** Start **
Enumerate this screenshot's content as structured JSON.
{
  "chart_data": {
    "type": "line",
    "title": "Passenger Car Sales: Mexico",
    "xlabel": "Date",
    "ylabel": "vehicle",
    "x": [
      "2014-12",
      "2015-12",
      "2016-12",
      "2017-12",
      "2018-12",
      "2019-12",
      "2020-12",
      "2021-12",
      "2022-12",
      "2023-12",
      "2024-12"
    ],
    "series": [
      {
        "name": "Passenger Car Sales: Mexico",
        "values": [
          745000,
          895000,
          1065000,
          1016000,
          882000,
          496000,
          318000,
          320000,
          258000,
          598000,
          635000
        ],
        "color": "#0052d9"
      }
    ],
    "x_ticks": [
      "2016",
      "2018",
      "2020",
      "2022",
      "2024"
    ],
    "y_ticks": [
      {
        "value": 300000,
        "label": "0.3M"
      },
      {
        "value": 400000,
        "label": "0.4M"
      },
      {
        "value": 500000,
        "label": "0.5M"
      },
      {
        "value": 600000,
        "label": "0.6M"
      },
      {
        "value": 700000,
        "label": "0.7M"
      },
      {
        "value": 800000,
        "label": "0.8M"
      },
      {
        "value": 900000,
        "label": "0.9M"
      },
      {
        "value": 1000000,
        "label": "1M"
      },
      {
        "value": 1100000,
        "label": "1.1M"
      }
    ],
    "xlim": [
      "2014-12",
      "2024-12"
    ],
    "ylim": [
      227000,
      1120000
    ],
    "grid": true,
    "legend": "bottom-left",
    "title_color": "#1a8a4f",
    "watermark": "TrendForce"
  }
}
** End **
**Exercise**
Extract the whole listing, character for character.

**Solution to this problem**
Enumerate this screenshot's content as structured JSON.
{
  "chart_data": {
    "type": "line",
    "title": "Passenger Car Sales: Mexico",
    "xlabel": "Date",
    "ylabel": "vehicle",
    "x": [
      "2014-12",
      "2015-12",
      "2016-12",
      "2017-12",
      "2018-12",
      "2019-12",
      "2020-12",
      "2021-12",
      "2022-12",
      "2023-12",
      "2024-12"
    ],
    "series": [
      {
        "name": "Passenger Car Sales: Mexico",
        "values": [
          745000,
          895000,
          1065000,
          1016000,
          882000,
          496000,
          318000,
          320000,
          258000,
          598000,
          635000
        ],
        "color": "#0052d9"
      }
    ],
    "x_ticks": [
      "2016",
      "2018",
      "2020",
      "2022",
      "2024"
    ],
    "y_ticks": [
      {
        "value": 300000,
        "label": "0.3M"
      },
      {
        "value": 400000,
        "label": "0.4M"
      },
      {
        "value": 500000,
        "label": "0.5M"
      },
      {
        "value": 600000,
        "label": "0.6M"
      },
      {
        "value": 700000,
        "label": "0.7M"
      },
      {
        "value": 800000,
        "label": "0.8M"
      },
      {
        "value": 900000,
        "label": "0.9M"
      },
      {
        "value": 1000000,
        "label": "1M"
      },
      {
        "value": 1100000,
        "label": "1.1M"
      }
    ],
    "xlim": [
      "2014-12",
      "2024-12"
    ],
    "ylim": [
      227000,
      1120000
    ],
    "grid": true,
    "legend": "bottom-left",
    "title_color": "#1a8a4f",
    "watermark": "TrendForce"
  }
}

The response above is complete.